### REQUEST
Reproduce every line of the entries below word for word, leaving out the pictures.

□ □ □ □

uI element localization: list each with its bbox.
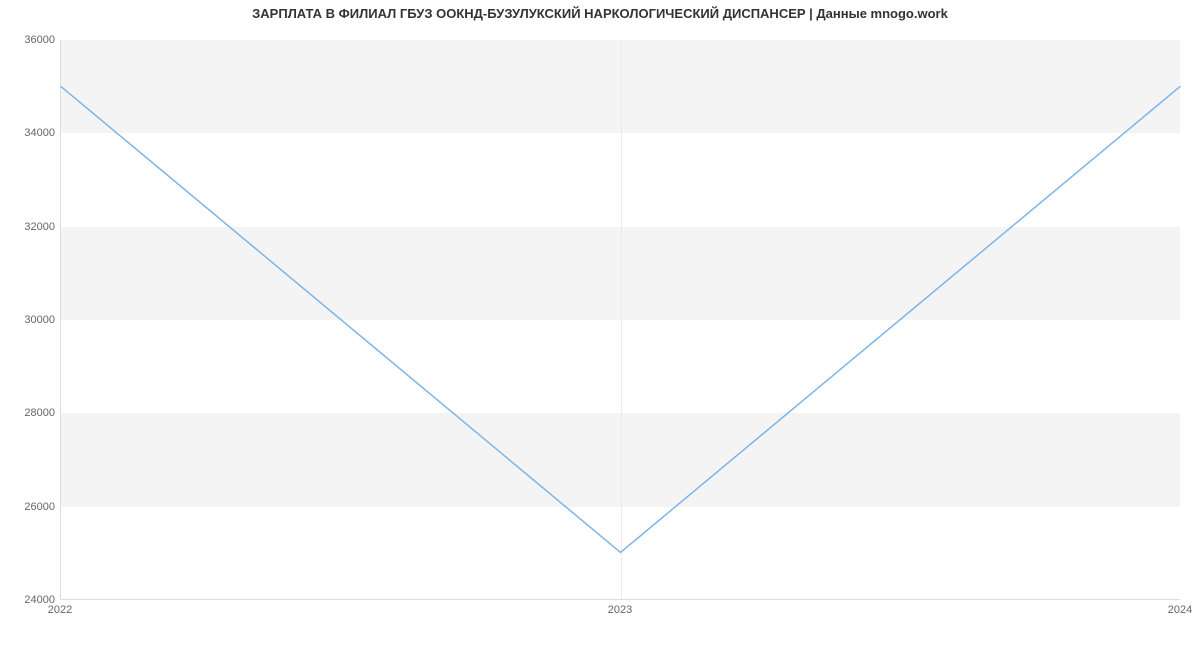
x-tick-label: 2024 [1168, 604, 1192, 616]
line-series [61, 40, 1180, 599]
chart-container: ЗАРПЛАТА В ФИЛИАЛ ГБУЗ ООКНД-БУЗУЛУКСКИЙ… [0, 0, 1200, 650]
x-tick-label: 2023 [608, 604, 632, 616]
chart-title: ЗАРПЛАТА В ФИЛИАЛ ГБУЗ ООКНД-БУЗУЛУКСКИЙ… [0, 6, 1200, 21]
y-tick-label: 30000 [5, 314, 55, 326]
y-tick-label: 26000 [5, 501, 55, 513]
plot-area [60, 40, 1180, 600]
y-tick-label: 36000 [5, 34, 55, 46]
y-tick-label: 32000 [5, 221, 55, 233]
y-tick-label: 28000 [5, 407, 55, 419]
y-tick-label: 34000 [5, 127, 55, 139]
x-tick-label: 2022 [48, 604, 72, 616]
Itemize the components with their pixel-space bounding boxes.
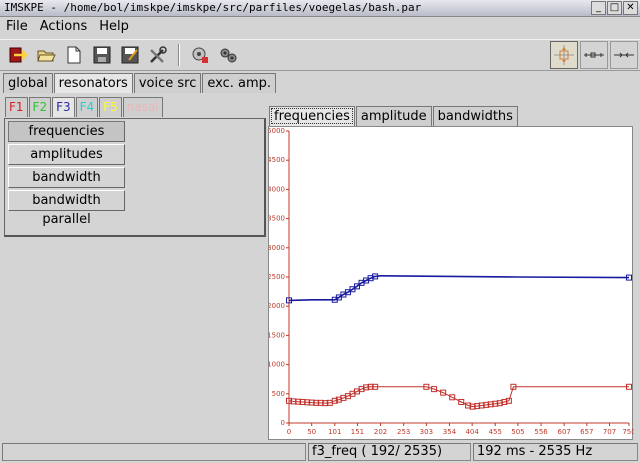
menu-bar: File Actions Help [0, 17, 640, 39]
title-bar: IMSKPE - /home/bol/imskpe/imskpe/src/par… [0, 0, 640, 17]
crosshair-select-icon[interactable] [550, 41, 578, 69]
x-tick-label: 707 [603, 428, 616, 436]
x-tick-label: 657 [580, 428, 593, 436]
tab-exc-amp[interactable]: exc. amp. [202, 73, 277, 93]
frequency-chart[interactable]: 0500100015002000250030003500400045005000… [267, 127, 636, 441]
parameter-panel: frequencies amplitudes bandwidth bandwid… [4, 118, 266, 237]
x-tick-label: 455 [489, 428, 502, 436]
bandwidth-button[interactable]: bandwidth [8, 167, 125, 188]
menu-help[interactable]: Help [93, 17, 135, 39]
amplitudes-button[interactable]: amplitudes [8, 144, 125, 165]
main-tabs: global resonators voice src exc. amp. [3, 73, 277, 93]
x-tick-label: 101 [328, 428, 341, 436]
tab-voice-src[interactable]: voice src [133, 73, 202, 93]
x-tick-label: 253 [397, 428, 410, 436]
x-tick-label: 607 [557, 428, 570, 436]
y-tick-label: 3000 [269, 244, 285, 252]
y-tick-label: 2500 [269, 273, 285, 281]
play-icon[interactable] [216, 43, 240, 67]
tab-bandwidths[interactable]: bandwidths [432, 106, 518, 126]
y-tick-label: 5000 [269, 127, 285, 135]
window-title: IMSKPE - /home/bol/imskpe/imskpe/src/par… [4, 1, 422, 14]
tab-f2[interactable]: F2 [28, 97, 52, 117]
bandwidth-parallel-button[interactable]: bandwidth parallel [8, 190, 125, 227]
tab-frequencies[interactable]: frequencies [269, 106, 355, 126]
y-tick-label: 4500 [269, 156, 285, 164]
open-folder-icon[interactable] [34, 43, 58, 67]
menu-file[interactable]: File [0, 17, 34, 39]
new-file-icon[interactable] [62, 43, 86, 67]
status-info: 192 ms - 2535 Hz [473, 443, 638, 461]
status-bar: f3_freq ( 192/ 2535) 192 ms - 2535 Hz [0, 442, 640, 463]
tab-amplitude[interactable]: amplitude [355, 106, 432, 126]
generate-sound-icon[interactable] [188, 43, 212, 67]
x-tick-label: 303 [420, 428, 433, 436]
x-tick-label: 202 [374, 428, 387, 436]
save-as-icon[interactable] [118, 43, 142, 67]
y-tick-label: 2000 [269, 302, 285, 310]
minimize-button[interactable]: _ [591, 1, 606, 15]
tab-f1[interactable]: F1 [5, 97, 28, 117]
y-tick-label: 1500 [269, 331, 285, 339]
y-tick-label: 3500 [269, 215, 285, 223]
maximize-button[interactable]: □ [607, 1, 622, 15]
x-tick-label: 151 [351, 428, 364, 436]
x-tick-label: 354 [443, 428, 457, 436]
series-line-0 [288, 274, 630, 302]
y-tick-label: 500 [272, 390, 285, 398]
x-tick-label: 556 [534, 428, 548, 436]
tab-nasal[interactable]: nasal [122, 97, 163, 117]
y-tick-label: 1000 [269, 361, 285, 369]
toolbar [0, 39, 640, 71]
y-tick-label: 4000 [269, 185, 285, 193]
tab-f5[interactable]: F5 [99, 97, 122, 117]
x-tick-label: 0 [287, 428, 291, 436]
tab-global[interactable]: global [3, 73, 53, 93]
formant-tabs: F1 F2 F3 F4 F5 nasal [5, 97, 164, 117]
tab-resonators[interactable]: resonators [53, 73, 133, 93]
toolbar-separator [178, 44, 180, 66]
exit-icon[interactable] [6, 43, 30, 67]
close-button[interactable]: ✕ [623, 1, 638, 15]
tab-f4[interactable]: F4 [75, 97, 99, 117]
y-tick-label: 0 [281, 419, 285, 427]
save-icon[interactable] [90, 43, 114, 67]
menu-actions[interactable]: Actions [34, 17, 94, 39]
x-tick-label: 505 [511, 428, 524, 436]
line-draw-icon[interactable] [610, 41, 638, 69]
x-tick-label: 750 [622, 428, 634, 436]
tools-icon[interactable] [146, 43, 170, 67]
x-tick-label: 50 [307, 428, 316, 436]
tab-f3[interactable]: F3 [52, 97, 75, 117]
plot-tabs: frequencies amplitude bandwidths [269, 106, 519, 126]
frequencies-button[interactable]: frequencies [8, 121, 125, 142]
status-left [2, 443, 306, 461]
frequency-plot[interactable]: 0 500 1000 1500 2000 2500 3000 3500 4000 4500 5000… [267, 126, 636, 441]
line-edit-icon[interactable] [580, 41, 608, 69]
status-param: f3_freq ( 192/ 2535) [308, 443, 471, 461]
x-tick-label: 404 [465, 428, 479, 436]
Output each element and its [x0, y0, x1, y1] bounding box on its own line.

□ □ □ □

### TASK ANSWER
uI element localization: list each with its bbox.
x-tick-label: 2024 [1168, 604, 1192, 616]
line-series [61, 40, 1180, 599]
chart-container: ЗАРПЛАТА В ФИЛИАЛ ГБУЗ ООКНД-БУЗУЛУКСКИЙ… [0, 0, 1200, 650]
x-tick-label: 2023 [608, 604, 632, 616]
chart-title: ЗАРПЛАТА В ФИЛИАЛ ГБУЗ ООКНД-БУЗУЛУКСКИЙ… [0, 6, 1200, 21]
y-tick-label: 30000 [5, 314, 55, 326]
y-tick-label: 26000 [5, 501, 55, 513]
plot-area [60, 40, 1180, 600]
y-tick-label: 36000 [5, 34, 55, 46]
y-tick-label: 32000 [5, 221, 55, 233]
y-tick-label: 28000 [5, 407, 55, 419]
y-tick-label: 34000 [5, 127, 55, 139]
x-tick-label: 2022 [48, 604, 72, 616]
Itemize the components with their pixel-space bounding boxes.
menu-bar: File Actions Help [0, 17, 640, 39]
title-bar: IMSKPE - /home/bol/imskpe/imskpe/src/par… [0, 0, 640, 17]
crosshair-select-icon[interactable] [550, 41, 578, 69]
x-tick-label: 707 [603, 428, 616, 436]
x-tick-label: 657 [580, 428, 593, 436]
tab-exc-amp[interactable]: exc. amp. [202, 73, 277, 93]
frequency-chart[interactable]: 0500100015002000250030003500400045005000… [267, 127, 636, 441]
parameter-panel: frequencies amplitudes bandwidth bandwid… [4, 118, 266, 237]
x-tick-label: 455 [489, 428, 502, 436]
bandwidth-button[interactable]: bandwidth [8, 167, 125, 188]
menu-help[interactable]: Help [93, 17, 135, 39]
amplitudes-button[interactable]: amplitudes [8, 144, 125, 165]
main-tabs: global resonators voice src exc. amp. [3, 73, 277, 93]
x-tick-label: 101 [328, 428, 341, 436]
tab-voice-src[interactable]: voice src [133, 73, 202, 93]
x-tick-label: 253 [397, 428, 410, 436]
x-tick-label: 607 [557, 428, 570, 436]
y-tick-label: 3000 [269, 244, 285, 252]
y-tick-label: 2500 [269, 273, 285, 281]
play-icon[interactable] [216, 43, 240, 67]
tab-bandwidths[interactable]: bandwidths [432, 106, 518, 126]
y-tick-label: 5000 [269, 127, 285, 135]
window-title: IMSKPE - /home/bol/imskpe/imskpe/src/par… [4, 1, 422, 14]
tab-f2[interactable]: F2 [28, 97, 52, 117]
bandwidth-parallel-button[interactable]: bandwidth parallel [8, 190, 125, 227]
tab-frequencies[interactable]: frequencies [269, 106, 355, 126]
y-tick-label: 4500 [269, 156, 285, 164]
open-folder-icon[interactable] [34, 43, 58, 67]
menu-file[interactable]: File [0, 17, 34, 39]
new-file-icon[interactable] [62, 43, 86, 67]
status-info: 192 ms - 2535 Hz [473, 443, 638, 461]
status-bar: f3_freq ( 192/ 2535) 192 ms - 2535 Hz [0, 442, 640, 463]
tab-amplitude[interactable]: amplitude [355, 106, 432, 126]
generate-sound-icon[interactable] [188, 43, 212, 67]
x-tick-label: 303 [420, 428, 433, 436]
x-tick-label: 202 [374, 428, 387, 436]
save-as-icon[interactable] [118, 43, 142, 67]
y-tick-label: 2000 [269, 302, 285, 310]
minimize-button[interactable]: _ [591, 1, 606, 15]
tab-f1[interactable]: F1 [5, 97, 28, 117]
y-tick-label: 1500 [269, 331, 285, 339]
y-tick-label: 3500 [269, 215, 285, 223]
maximize-button[interactable]: □ [607, 1, 622, 15]
x-tick-label: 151 [351, 428, 364, 436]
x-tick-label: 354 [443, 428, 457, 436]
series-line-0 [288, 274, 630, 302]
y-tick-label: 500 [272, 390, 285, 398]
x-tick-label: 556 [534, 428, 548, 436]
tab-nasal[interactable]: nasal [122, 97, 163, 117]
y-tick-label: 1000 [269, 361, 285, 369]
toolbar [0, 39, 640, 71]
y-tick-label: 4000 [269, 185, 285, 193]
tab-f5[interactable]: F5 [99, 97, 122, 117]
x-tick-label: 0 [287, 428, 291, 436]
tab-global[interactable]: global [3, 73, 53, 93]
formant-tabs: F1 F2 F3 F4 F5 nasal [5, 97, 164, 117]
tab-resonators[interactable]: resonators [53, 73, 133, 93]
toolbar-separator [178, 44, 180, 66]
exit-icon[interactable] [6, 43, 30, 67]
close-button[interactable]: ✕ [623, 1, 638, 15]
tab-f4[interactable]: F4 [75, 97, 99, 117]
y-tick-label: 0 [281, 419, 285, 427]
save-icon[interactable] [90, 43, 114, 67]
menu-actions[interactable]: Actions [34, 17, 94, 39]
x-tick-label: 505 [511, 428, 524, 436]
line-draw-icon[interactable] [610, 41, 638, 69]
x-tick-label: 750 [622, 428, 634, 436]
tools-icon[interactable] [146, 43, 170, 67]
x-tick-label: 50 [307, 428, 316, 436]
tab-f3[interactable]: F3 [52, 97, 75, 117]
plot-tabs: frequencies amplitude bandwidths [269, 106, 519, 126]
frequencies-button[interactable]: frequencies [8, 121, 125, 142]
status-left [2, 443, 306, 461]
frequency-plot[interactable]: 0 500 1000 1500 2000 2500 3000 3500 4000 4500 5000… [267, 126, 636, 441]
line-edit-icon[interactable] [580, 41, 608, 69]
status-param: f3_freq ( 192/ 2535) [308, 443, 471, 461]
x-tick-label: 404 [465, 428, 479, 436]
Output each element and its [x0, y0, x1, y1] bounding box on its own line.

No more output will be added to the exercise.